Stored data entries ::
%%

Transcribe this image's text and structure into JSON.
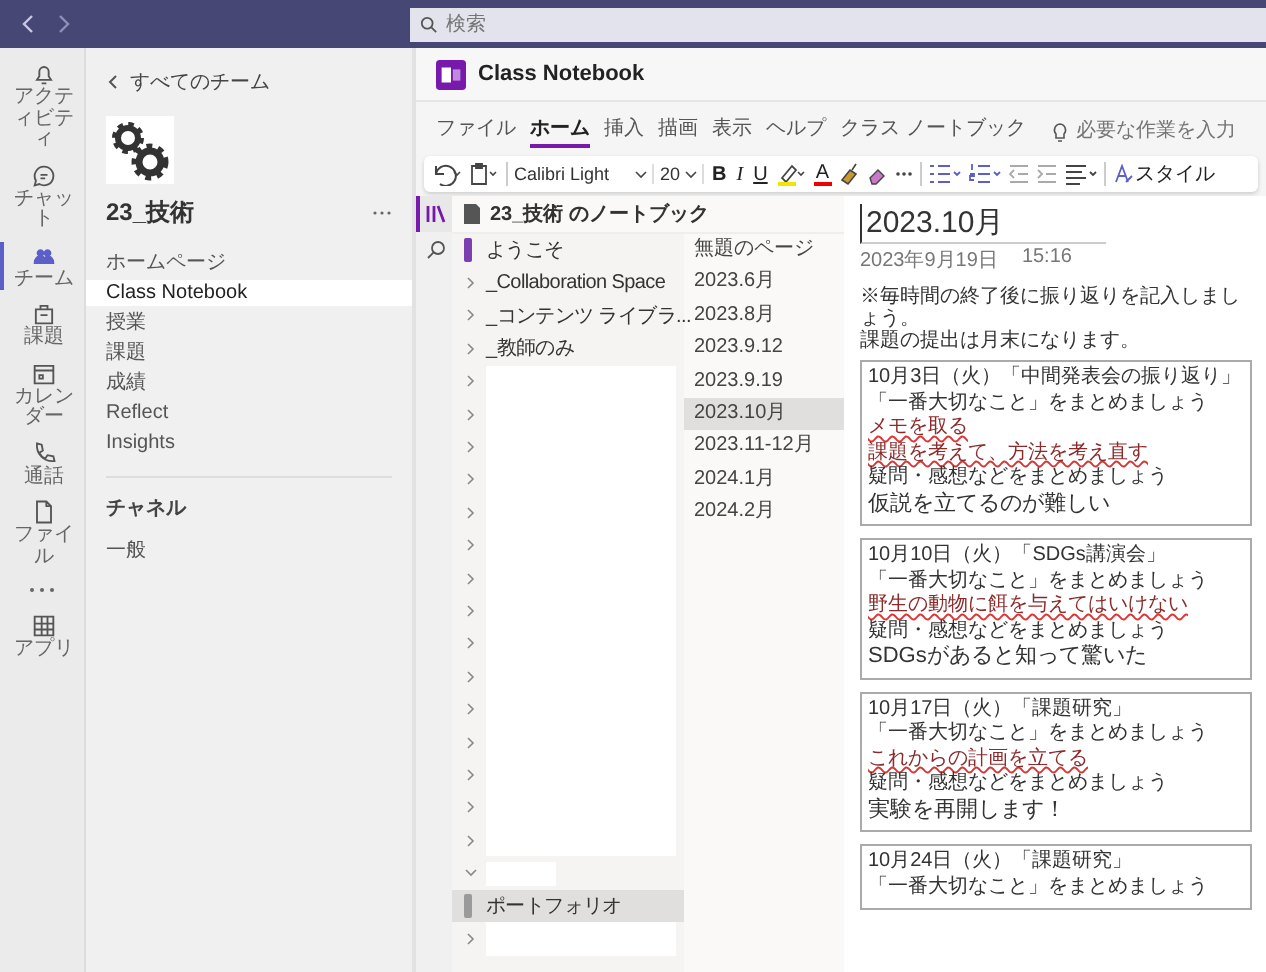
{
  "top_bar": {
    "search": {
      "placeholder": "検索"
    }
  },
  "rail": [
    {
      "label": "アクティビティ",
      "selected": false
    },
    {
      "label": "チャット",
      "selected": false
    },
    {
      "label": "チーム",
      "selected": true
    },
    {
      "label": "課題",
      "selected": false
    },
    {
      "label": "カレンダー",
      "selected": false
    },
    {
      "label": "通話",
      "selected": false
    },
    {
      "label": "ファイル",
      "selected": false
    },
    {
      "label": "アプリ",
      "selected": false
    }
  ],
  "team_panel": {
    "back_link": "すべてのチーム",
    "team_name": "23_技術",
    "nav": [
      {
        "label": "ホームページ",
        "selected": false
      },
      {
        "label": "Class Notebook",
        "selected": true
      },
      {
        "label": "授業",
        "selected": false
      },
      {
        "label": "課題",
        "selected": false
      },
      {
        "label": "成績",
        "selected": false
      },
      {
        "label": "Reflect",
        "selected": false
      },
      {
        "label": "Insights",
        "selected": false
      }
    ],
    "channels_heading": "チャネル",
    "channels": [
      "一般"
    ]
  },
  "app_header": {
    "title": "Class Notebook"
  },
  "menu_tabs": [
    {
      "label": "ファイル",
      "selected": false
    },
    {
      "label": "ホーム",
      "selected": true
    },
    {
      "label": "挿入",
      "selected": false
    },
    {
      "label": "描画",
      "selected": false
    },
    {
      "label": "表示",
      "selected": false
    },
    {
      "label": "ヘルプ",
      "selected": false
    },
    {
      "label": "クラス ノートブック",
      "selected": false
    }
  ],
  "tell_me": {
    "placeholder": "必要な作業を入力"
  },
  "toolbar": {
    "font": "Calibri Light",
    "size": "20",
    "bold": "B",
    "italic": "I",
    "underline": "U",
    "font_color": "A",
    "styles": "スタイル"
  },
  "notebook": {
    "title": "23_技術 のノートブック",
    "sections": [
      {
        "kind": "section",
        "name": "ようこそ",
        "color": "#7b3fb0",
        "selected": false
      },
      {
        "kind": "group",
        "name": "_Collaboration Space",
        "expanded": false,
        "selected": false
      },
      {
        "kind": "group",
        "name": "_コンテンツ ライブラ...",
        "expanded": false,
        "selected": false
      },
      {
        "kind": "group",
        "name": "_教師のみ",
        "expanded": false,
        "selected": false
      },
      {
        "kind": "group",
        "expanded": false,
        "selected": false
      },
      {
        "kind": "group",
        "expanded": false,
        "selected": false
      },
      {
        "kind": "group",
        "expanded": false,
        "selected": false
      },
      {
        "kind": "group",
        "expanded": false,
        "selected": false
      },
      {
        "kind": "group",
        "expanded": false,
        "selected": false
      },
      {
        "kind": "group",
        "expanded": false,
        "selected": false
      },
      {
        "kind": "group",
        "expanded": false,
        "selected": false
      },
      {
        "kind": "group",
        "expanded": false,
        "selected": false
      },
      {
        "kind": "group",
        "expanded": false,
        "selected": false
      },
      {
        "kind": "group",
        "expanded": false,
        "selected": false
      },
      {
        "kind": "group",
        "expanded": false,
        "selected": false
      },
      {
        "kind": "group",
        "expanded": false,
        "selected": false
      },
      {
        "kind": "group",
        "expanded": false,
        "selected": false
      },
      {
        "kind": "group",
        "expanded": false,
        "selected": false
      },
      {
        "kind": "group",
        "expanded": false,
        "selected": false
      },
      {
        "kind": "group",
        "expanded": true,
        "selected": false
      },
      {
        "kind": "section",
        "name": "ポートフォリオ",
        "color": "#9a9a9a",
        "selected": true
      },
      {
        "kind": "group",
        "expanded": false,
        "selected": false
      }
    ],
    "pages": [
      {
        "title": "無題のページ",
        "selected": false
      },
      {
        "title": "2023.6月",
        "selected": false
      },
      {
        "title": "2023.8月",
        "selected": false
      },
      {
        "title": "2023.9.12",
        "selected": false
      },
      {
        "title": "2023.9.19",
        "selected": false
      },
      {
        "title": "2023.10月",
        "selected": true
      },
      {
        "title": "2023.11-12月",
        "selected": false
      },
      {
        "title": "2024.1月",
        "selected": false
      },
      {
        "title": "2024.2月",
        "selected": false
      }
    ]
  },
  "page": {
    "title": "2023.10月",
    "date": "2023年9月19日",
    "time": "15:16",
    "instructions": [
      "※毎時間の終了後に振り返りを記入しましょう。",
      "課題の提出は月末になります。"
    ],
    "notes": [
      {
        "lines": [
          {
            "kind": "heading",
            "text": "10月3日（火）「中間発表会の振り返り」"
          },
          {
            "kind": "prompt",
            "text": "「一番大切なこと」をまとめましょう"
          },
          {
            "kind": "marked",
            "text": "メモを取る"
          },
          {
            "kind": "marked",
            "text": "課題を考えて、方法を考え直す"
          },
          {
            "kind": "prompt",
            "text": "疑問・感想などをまとめましょう"
          },
          {
            "kind": "answer",
            "text": "仮説を立てるのが難しい"
          }
        ]
      },
      {
        "lines": [
          {
            "kind": "heading",
            "text": "10月10日（火）「SDGs講演会」"
          },
          {
            "kind": "prompt",
            "text": "「一番大切なこと」をまとめましょう"
          },
          {
            "kind": "marked",
            "text": "野生の動物に餌を与えてはいけない"
          },
          {
            "kind": "prompt",
            "text": "疑問・感想などをまとめましょう"
          },
          {
            "kind": "answer",
            "text": "SDGsがあると知って驚いた"
          }
        ]
      },
      {
        "lines": [
          {
            "kind": "heading",
            "text": "10月17日（火）「課題研究」"
          },
          {
            "kind": "prompt",
            "text": "「一番大切なこと」をまとめましょう"
          },
          {
            "kind": "marked",
            "text": "これからの計画を立てる"
          },
          {
            "kind": "prompt",
            "text": "疑問・感想などをまとめましょう"
          },
          {
            "kind": "answer",
            "text": "実験を再開します！"
          }
        ]
      },
      {
        "lines": [
          {
            "kind": "heading",
            "text": "10月24日（火）「課題研究」"
          },
          {
            "kind": "prompt",
            "text": "「一番大切なこと」をまとめましょう"
          }
        ]
      }
    ]
  }
}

%%

Exercise :: Return the full material word for word. Do not include the pictures.

Exercise response ::
Transcribe this image's text and structure into JSON.
{
  "top_bar": {
    "search": {
      "placeholder": "検索"
    }
  },
  "rail": [
    {
      "label": "アクティビティ",
      "selected": false
    },
    {
      "label": "チャット",
      "selected": false
    },
    {
      "label": "チーム",
      "selected": true
    },
    {
      "label": "課題",
      "selected": false
    },
    {
      "label": "カレンダー",
      "selected": false
    },
    {
      "label": "通話",
      "selected": false
    },
    {
      "label": "ファイル",
      "selected": false
    },
    {
      "label": "アプリ",
      "selected": false
    }
  ],
  "team_panel": {
    "back_link": "すべてのチーム",
    "team_name": "23_技術",
    "nav": [
      {
        "label": "ホームページ",
        "selected": false
      },
      {
        "label": "Class Notebook",
        "selected": true
      },
      {
        "label": "授業",
        "selected": false
      },
      {
        "label": "課題",
        "selected": false
      },
      {
        "label": "成績",
        "selected": false
      },
      {
        "label": "Reflect",
        "selected": false
      },
      {
        "label": "Insights",
        "selected": false
      }
    ],
    "channels_heading": "チャネル",
    "channels": [
      "一般"
    ]
  },
  "app_header": {
    "title": "Class Notebook"
  },
  "menu_tabs": [
    {
      "label": "ファイル",
      "selected": false
    },
    {
      "label": "ホーム",
      "selected": true
    },
    {
      "label": "挿入",
      "selected": false
    },
    {
      "label": "描画",
      "selected": false
    },
    {
      "label": "表示",
      "selected": false
    },
    {
      "label": "ヘルプ",
      "selected": false
    },
    {
      "label": "クラス ノートブック",
      "selected": false
    }
  ],
  "tell_me": {
    "placeholder": "必要な作業を入力"
  },
  "toolbar": {
    "font": "Calibri Light",
    "size": "20",
    "bold": "B",
    "italic": "I",
    "underline": "U",
    "font_color": "A",
    "styles": "スタイル"
  },
  "notebook": {
    "title": "23_技術 のノートブック",
    "sections": [
      {
        "kind": "section",
        "name": "ようこそ",
        "color": "#7b3fb0",
        "selected": false
      },
      {
        "kind": "group",
        "name": "_Collaboration Space",
        "expanded": false,
        "selected": false
      },
      {
        "kind": "group",
        "name": "_コンテンツ ライブラ...",
        "expanded": false,
        "selected": false
      },
      {
        "kind": "group",
        "name": "_教師のみ",
        "expanded": false,
        "selected": false
      },
      {
        "kind": "group",
        "expanded": false,
        "selected": false
      },
      {
        "kind": "group",
        "expanded": false,
        "selected": false
      },
      {
        "kind": "group",
        "expanded": false,
        "selected": false
      },
      {
        "kind": "group",
        "expanded": false,
        "selected": false
      },
      {
        "kind": "group",
        "expanded": false,
        "selected": false
      },
      {
        "kind": "group",
        "expanded": false,
        "selected": false
      },
      {
        "kind": "group",
        "expanded": false,
        "selected": false
      },
      {
        "kind": "group",
        "expanded": false,
        "selected": false
      },
      {
        "kind": "group",
        "expanded": false,
        "selected": false
      },
      {
        "kind": "group",
        "expanded": false,
        "selected": false
      },
      {
        "kind": "group",
        "expanded": false,
        "selected": false
      },
      {
        "kind": "group",
        "expanded": false,
        "selected": false
      },
      {
        "kind": "group",
        "expanded": false,
        "selected": false
      },
      {
        "kind": "group",
        "expanded": false,
        "selected": false
      },
      {
        "kind": "group",
        "expanded": false,
        "selected": false
      },
      {
        "kind": "group",
        "expanded": true,
        "selected": false
      },
      {
        "kind": "section",
        "name": "ポートフォリオ",
        "color": "#9a9a9a",
        "selected": true
      },
      {
        "kind": "group",
        "expanded": false,
        "selected": false
      }
    ],
    "pages": [
      {
        "title": "無題のページ",
        "selected": false
      },
      {
        "title": "2023.6月",
        "selected": false
      },
      {
        "title": "2023.8月",
        "selected": false
      },
      {
        "title": "2023.9.12",
        "selected": false
      },
      {
        "title": "2023.9.19",
        "selected": false
      },
      {
        "title": "2023.10月",
        "selected": true
      },
      {
        "title": "2023.11-12月",
        "selected": false
      },
      {
        "title": "2024.1月",
        "selected": false
      },
      {
        "title": "2024.2月",
        "selected": false
      }
    ]
  },
  "page": {
    "title": "2023.10月",
    "date": "2023年9月19日",
    "time": "15:16",
    "instructions": [
      "※毎時間の終了後に振り返りを記入しましょう。",
      "課題の提出は月末になります。"
    ],
    "notes": [
      {
        "lines": [
          {
            "kind": "heading",
            "text": "10月3日（火）「中間発表会の振り返り」"
          },
          {
            "kind": "prompt",
            "text": "「一番大切なこと」をまとめましょう"
          },
          {
            "kind": "marked",
            "text": "メモを取る"
          },
          {
            "kind": "marked",
            "text": "課題を考えて、方法を考え直す"
          },
          {
            "kind": "prompt",
            "text": "疑問・感想などをまとめましょう"
          },
          {
            "kind": "answer",
            "text": "仮説を立てるのが難しい"
          }
        ]
      },
      {
        "lines": [
          {
            "kind": "heading",
            "text": "10月10日（火）「SDGs講演会」"
          },
          {
            "kind": "prompt",
            "text": "「一番大切なこと」をまとめましょう"
          },
          {
            "kind": "marked",
            "text": "野生の動物に餌を与えてはいけない"
          },
          {
            "kind": "prompt",
            "text": "疑問・感想などをまとめましょう"
          },
          {
            "kind": "answer",
            "text": "SDGsがあると知って驚いた"
          }
        ]
      },
      {
        "lines": [
          {
            "kind": "heading",
            "text": "10月17日（火）「課題研究」"
          },
          {
            "kind": "prompt",
            "text": "「一番大切なこと」をまとめましょう"
          },
          {
            "kind": "marked",
            "text": "これからの計画を立てる"
          },
          {
            "kind": "prompt",
            "text": "疑問・感想などをまとめましょう"
          },
          {
            "kind": "answer",
            "text": "実験を再開します！"
          }
        ]
      },
      {
        "lines": [
          {
            "kind": "heading",
            "text": "10月24日（火）「課題研究」"
          },
          {
            "kind": "prompt",
            "text": "「一番大切なこと」をまとめましょう"
          }
        ]
      }
    ]
  }
}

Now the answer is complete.